- Given instruction -
Write the records out again, precisely as they stand.

- Data shown -
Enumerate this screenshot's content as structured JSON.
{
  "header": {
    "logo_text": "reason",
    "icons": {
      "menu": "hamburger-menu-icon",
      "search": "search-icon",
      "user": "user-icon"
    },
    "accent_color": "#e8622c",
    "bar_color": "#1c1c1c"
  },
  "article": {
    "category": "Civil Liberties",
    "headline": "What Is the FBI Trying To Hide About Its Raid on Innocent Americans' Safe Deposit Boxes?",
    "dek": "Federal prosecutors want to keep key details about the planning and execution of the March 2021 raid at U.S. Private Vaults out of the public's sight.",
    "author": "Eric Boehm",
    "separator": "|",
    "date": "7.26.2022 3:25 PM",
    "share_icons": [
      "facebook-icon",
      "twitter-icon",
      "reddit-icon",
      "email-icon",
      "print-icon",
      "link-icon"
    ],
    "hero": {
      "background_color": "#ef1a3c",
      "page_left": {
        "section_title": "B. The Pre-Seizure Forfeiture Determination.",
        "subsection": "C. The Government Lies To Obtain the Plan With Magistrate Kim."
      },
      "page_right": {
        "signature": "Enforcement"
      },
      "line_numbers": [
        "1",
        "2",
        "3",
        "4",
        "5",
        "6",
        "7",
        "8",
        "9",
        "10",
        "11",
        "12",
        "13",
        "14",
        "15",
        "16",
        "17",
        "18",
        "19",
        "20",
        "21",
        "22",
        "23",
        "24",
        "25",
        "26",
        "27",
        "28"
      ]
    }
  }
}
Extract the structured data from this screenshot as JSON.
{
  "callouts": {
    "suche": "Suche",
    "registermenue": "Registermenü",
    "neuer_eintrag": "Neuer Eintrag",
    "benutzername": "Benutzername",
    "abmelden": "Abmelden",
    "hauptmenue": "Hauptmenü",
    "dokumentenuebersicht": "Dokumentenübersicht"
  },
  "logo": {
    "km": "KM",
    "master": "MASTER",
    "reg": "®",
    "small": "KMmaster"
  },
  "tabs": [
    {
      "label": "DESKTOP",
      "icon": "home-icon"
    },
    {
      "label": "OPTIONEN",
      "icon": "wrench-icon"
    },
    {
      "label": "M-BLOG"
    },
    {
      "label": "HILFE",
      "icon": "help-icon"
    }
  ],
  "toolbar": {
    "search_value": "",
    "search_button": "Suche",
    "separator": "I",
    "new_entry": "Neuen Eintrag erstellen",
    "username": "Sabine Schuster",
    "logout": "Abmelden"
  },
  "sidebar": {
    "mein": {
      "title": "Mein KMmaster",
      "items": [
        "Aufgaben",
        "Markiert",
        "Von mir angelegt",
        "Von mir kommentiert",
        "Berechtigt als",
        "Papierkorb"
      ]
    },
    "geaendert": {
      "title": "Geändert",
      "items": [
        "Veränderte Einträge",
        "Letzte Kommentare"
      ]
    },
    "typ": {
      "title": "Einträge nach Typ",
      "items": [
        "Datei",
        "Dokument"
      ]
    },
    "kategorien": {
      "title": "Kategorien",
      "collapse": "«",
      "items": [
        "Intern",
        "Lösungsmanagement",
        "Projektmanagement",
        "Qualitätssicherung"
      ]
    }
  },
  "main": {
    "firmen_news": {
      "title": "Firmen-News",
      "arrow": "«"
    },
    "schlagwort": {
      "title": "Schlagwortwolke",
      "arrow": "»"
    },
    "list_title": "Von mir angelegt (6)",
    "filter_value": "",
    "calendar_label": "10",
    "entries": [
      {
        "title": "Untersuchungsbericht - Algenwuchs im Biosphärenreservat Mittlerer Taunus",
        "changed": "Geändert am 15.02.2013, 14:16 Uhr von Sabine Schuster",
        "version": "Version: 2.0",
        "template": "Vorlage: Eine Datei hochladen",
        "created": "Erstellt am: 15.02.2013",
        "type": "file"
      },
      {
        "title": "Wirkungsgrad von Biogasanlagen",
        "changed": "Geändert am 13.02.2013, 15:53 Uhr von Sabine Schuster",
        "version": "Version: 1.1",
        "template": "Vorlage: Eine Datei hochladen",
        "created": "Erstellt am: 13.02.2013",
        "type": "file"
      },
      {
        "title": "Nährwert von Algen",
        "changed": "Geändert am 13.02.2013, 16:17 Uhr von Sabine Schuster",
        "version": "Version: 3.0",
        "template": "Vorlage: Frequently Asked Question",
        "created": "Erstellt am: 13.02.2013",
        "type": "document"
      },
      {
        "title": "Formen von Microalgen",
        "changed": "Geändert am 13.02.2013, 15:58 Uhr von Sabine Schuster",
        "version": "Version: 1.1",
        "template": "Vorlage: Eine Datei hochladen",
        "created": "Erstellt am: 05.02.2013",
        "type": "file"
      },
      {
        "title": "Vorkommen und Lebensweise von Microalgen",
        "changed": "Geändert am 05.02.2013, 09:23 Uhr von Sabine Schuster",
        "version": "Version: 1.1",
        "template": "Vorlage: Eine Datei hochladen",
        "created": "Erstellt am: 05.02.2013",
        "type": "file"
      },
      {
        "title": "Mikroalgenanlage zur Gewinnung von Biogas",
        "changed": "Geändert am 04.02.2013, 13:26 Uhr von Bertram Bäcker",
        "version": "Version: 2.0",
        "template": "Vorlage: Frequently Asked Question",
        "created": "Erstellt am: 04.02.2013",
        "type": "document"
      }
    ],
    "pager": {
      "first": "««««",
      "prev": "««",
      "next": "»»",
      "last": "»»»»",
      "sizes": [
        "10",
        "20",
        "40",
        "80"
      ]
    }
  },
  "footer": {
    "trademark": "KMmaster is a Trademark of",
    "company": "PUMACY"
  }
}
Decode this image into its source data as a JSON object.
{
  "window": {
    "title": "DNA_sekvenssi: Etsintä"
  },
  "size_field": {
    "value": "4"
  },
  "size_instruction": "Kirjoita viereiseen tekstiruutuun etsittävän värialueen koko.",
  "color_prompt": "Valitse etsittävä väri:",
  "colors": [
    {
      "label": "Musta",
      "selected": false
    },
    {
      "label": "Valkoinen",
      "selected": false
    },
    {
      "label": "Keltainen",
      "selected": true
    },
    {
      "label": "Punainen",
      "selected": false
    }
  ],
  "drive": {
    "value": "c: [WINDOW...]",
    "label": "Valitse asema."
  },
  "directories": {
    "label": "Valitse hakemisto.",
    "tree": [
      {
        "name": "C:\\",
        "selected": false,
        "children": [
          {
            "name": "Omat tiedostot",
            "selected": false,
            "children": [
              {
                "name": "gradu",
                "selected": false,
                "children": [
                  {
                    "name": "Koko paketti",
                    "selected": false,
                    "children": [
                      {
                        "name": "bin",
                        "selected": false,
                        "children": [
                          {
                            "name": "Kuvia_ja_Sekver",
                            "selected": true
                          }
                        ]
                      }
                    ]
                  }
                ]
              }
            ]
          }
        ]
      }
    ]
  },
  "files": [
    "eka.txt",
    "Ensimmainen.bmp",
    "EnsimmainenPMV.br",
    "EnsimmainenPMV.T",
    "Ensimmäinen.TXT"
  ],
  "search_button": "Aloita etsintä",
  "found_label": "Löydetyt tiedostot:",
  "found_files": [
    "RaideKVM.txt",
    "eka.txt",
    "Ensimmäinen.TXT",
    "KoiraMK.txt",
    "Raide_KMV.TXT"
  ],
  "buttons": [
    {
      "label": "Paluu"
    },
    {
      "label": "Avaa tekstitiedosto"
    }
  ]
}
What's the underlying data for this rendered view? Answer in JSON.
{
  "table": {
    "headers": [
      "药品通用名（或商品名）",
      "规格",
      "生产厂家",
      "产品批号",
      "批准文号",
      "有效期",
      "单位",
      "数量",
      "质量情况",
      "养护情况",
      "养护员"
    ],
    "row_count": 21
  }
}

- Answer to the exercise -
Enumerate this screenshot's content as structured JSON.
{
  "header": {
    "logo_text": "reason",
    "icons": {
      "menu": "hamburger-menu-icon",
      "search": "search-icon",
      "user": "user-icon"
    },
    "accent_color": "#e8622c",
    "bar_color": "#1c1c1c"
  },
  "article": {
    "category": "Civil Liberties",
    "headline": "What Is the FBI Trying To Hide About Its Raid on Innocent Americans' Safe Deposit Boxes?",
    "dek": "Federal prosecutors want to keep key details about the planning and execution of the March 2021 raid at U.S. Private Vaults out of the public's sight.",
    "author": "Eric Boehm",
    "separator": "|",
    "date": "7.26.2022 3:25 PM",
    "share_icons": [
      "facebook-icon",
      "twitter-icon",
      "reddit-icon",
      "email-icon",
      "print-icon",
      "link-icon"
    ],
    "hero": {
      "background_color": "#ef1a3c",
      "page_left": {
        "section_title": "B. The Pre-Seizure Forfeiture Determination.",
        "subsection": "C. The Government Lies To Obtain the Plan With Magistrate Kim."
      },
      "page_right": {
        "signature": "Enforcement"
      },
      "line_numbers": [
        "1",
        "2",
        "3",
        "4",
        "5",
        "6",
        "7",
        "8",
        "9",
        "10",
        "11",
        "12",
        "13",
        "14",
        "15",
        "16",
        "17",
        "18",
        "19",
        "20",
        "21",
        "22",
        "23",
        "24",
        "25",
        "26",
        "27",
        "28"
      ]
    }
  }
}
Extract the structured data from this screenshot as JSON.
{
  "callouts": {
    "suche": "Suche",
    "registermenue": "Registermenü",
    "neuer_eintrag": "Neuer Eintrag",
    "benutzername": "Benutzername",
    "abmelden": "Abmelden",
    "hauptmenue": "Hauptmenü",
    "dokumentenuebersicht": "Dokumentenübersicht"
  },
  "logo": {
    "km": "KM",
    "master": "MASTER",
    "reg": "®",
    "small": "KMmaster"
  },
  "tabs": [
    {
      "label": "DESKTOP",
      "icon": "home-icon"
    },
    {
      "label": "OPTIONEN",
      "icon": "wrench-icon"
    },
    {
      "label": "M-BLOG"
    },
    {
      "label": "HILFE",
      "icon": "help-icon"
    }
  ],
  "toolbar": {
    "search_value": "",
    "search_button": "Suche",
    "separator": "I",
    "new_entry": "Neuen Eintrag erstellen",
    "username": "Sabine Schuster",
    "logout": "Abmelden"
  },
  "sidebar": {
    "mein": {
      "title": "Mein KMmaster",
      "items": [
        "Aufgaben",
        "Markiert",
        "Von mir angelegt",
        "Von mir kommentiert",
        "Berechtigt als",
        "Papierkorb"
      ]
    },
    "geaendert": {
      "title": "Geändert",
      "items": [
        "Veränderte Einträge",
        "Letzte Kommentare"
      ]
    },
    "typ": {
      "title": "Einträge nach Typ",
      "items": [
        "Datei",
        "Dokument"
      ]
    },
    "kategorien": {
      "title": "Kategorien",
      "collapse": "«",
      "items": [
        "Intern",
        "Lösungsmanagement",
        "Projektmanagement",
        "Qualitätssicherung"
      ]
    }
  },
  "main": {
    "firmen_news": {
      "title": "Firmen-News",
      "arrow": "«"
    },
    "schlagwort": {
      "title": "Schlagwortwolke",
      "arrow": "»"
    },
    "list_title": "Von mir angelegt (6)",
    "filter_value": "",
    "calendar_label": "10",
    "entries": [
      {
        "title": "Untersuchungsbericht - Algenwuchs im Biosphärenreservat Mittlerer Taunus",
        "changed": "Geändert am 15.02.2013, 14:16 Uhr von Sabine Schuster",
        "version": "Version: 2.0",
        "template": "Vorlage: Eine Datei hochladen",
        "created": "Erstellt am: 15.02.2013",
        "type": "file"
      },
      {
        "title": "Wirkungsgrad von Biogasanlagen",
        "changed": "Geändert am 13.02.2013, 15:53 Uhr von Sabine Schuster",
        "version": "Version: 1.1",
        "template": "Vorlage: Eine Datei hochladen",
        "created": "Erstellt am: 13.02.2013",
        "type": "file"
      },
      {
        "title": "Nährwert von Algen",
        "changed": "Geändert am 13.02.2013, 16:17 Uhr von Sabine Schuster",
        "version": "Version: 3.0",
        "template": "Vorlage: Frequently Asked Question",
        "created": "Erstellt am: 13.02.2013",
        "type": "document"
      },
      {
        "title": "Formen von Microalgen",
        "changed": "Geändert am 13.02.2013, 15:58 Uhr von Sabine Schuster",
        "version": "Version: 1.1",
        "template": "Vorlage: Eine Datei hochladen",
        "created": "Erstellt am: 05.02.2013",
        "type": "file"
      },
      {
        "title": "Vorkommen und Lebensweise von Microalgen",
        "changed": "Geändert am 05.02.2013, 09:23 Uhr von Sabine Schuster",
        "version": "Version: 1.1",
        "template": "Vorlage: Eine Datei hochladen",
        "created": "Erstellt am: 05.02.2013",
        "type": "file"
      },
      {
        "title": "Mikroalgenanlage zur Gewinnung von Biogas",
        "changed": "Geändert am 04.02.2013, 13:26 Uhr von Bertram Bäcker",
        "version": "Version: 2.0",
        "template": "Vorlage: Frequently Asked Question",
        "created": "Erstellt am: 04.02.2013",
        "type": "document"
      }
    ],
    "pager": {
      "first": "««««",
      "prev": "««",
      "next": "»»",
      "last": "»»»»",
      "sizes": [
        "10",
        "20",
        "40",
        "80"
      ]
    }
  },
  "footer": {
    "trademark": "KMmaster is a Trademark of",
    "company": "PUMACY"
  }
}
Decode this image into its source data as a JSON object.
{
  "window": {
    "title": "DNA_sekvenssi: Etsintä"
  },
  "size_field": {
    "value": "4"
  },
  "size_instruction": "Kirjoita viereiseen tekstiruutuun etsittävän värialueen koko.",
  "color_prompt": "Valitse etsittävä väri:",
  "colors": [
    {
      "label": "Musta",
      "selected": false
    },
    {
      "label": "Valkoinen",
      "selected": false
    },
    {
      "label": "Keltainen",
      "selected": true
    },
    {
      "label": "Punainen",
      "selected": false
    }
  ],
  "drive": {
    "value": "c: [WINDOW...]",
    "label": "Valitse asema."
  },
  "directories": {
    "label": "Valitse hakemisto.",
    "tree": [
      {
        "name": "C:\\",
        "selected": false,
        "children": [
          {
            "name": "Omat tiedostot",
            "selected": false,
            "children": [
              {
                "name": "gradu",
                "selected": false,
                "children": [
                  {
                    "name": "Koko paketti",
                    "selected": false,
                    "children": [
                      {
                        "name": "bin",
                        "selected": false,
                        "children": [
                          {
                            "name": "Kuvia_ja_Sekver",
                            "selected": true
                          }
                        ]
                      }
                    ]
                  }
                ]
              }
            ]
          }
        ]
      }
    ]
  },
  "files": [
    "eka.txt",
    "Ensimmainen.bmp",
    "EnsimmainenPMV.br",
    "EnsimmainenPMV.T",
    "Ensimmäinen.TXT"
  ],
  "search_button": "Aloita etsintä",
  "found_label": "Löydetyt tiedostot:",
  "found_files": [
    "RaideKVM.txt",
    "eka.txt",
    "Ensimmäinen.TXT",
    "KoiraMK.txt",
    "Raide_KMV.TXT"
  ],
  "buttons": [
    {
      "label": "Paluu"
    },
    {
      "label": "Avaa tekstitiedosto"
    }
  ]
}
What's the underlying data for this rendered view? Answer in JSON.
{
  "table": {
    "headers": [
      "药品通用名（或商品名）",
      "规格",
      "生产厂家",
      "产品批号",
      "批准文号",
      "有效期",
      "单位",
      "数量",
      "质量情况",
      "养护情况",
      "养护员"
    ],
    "row_count": 21
  }
}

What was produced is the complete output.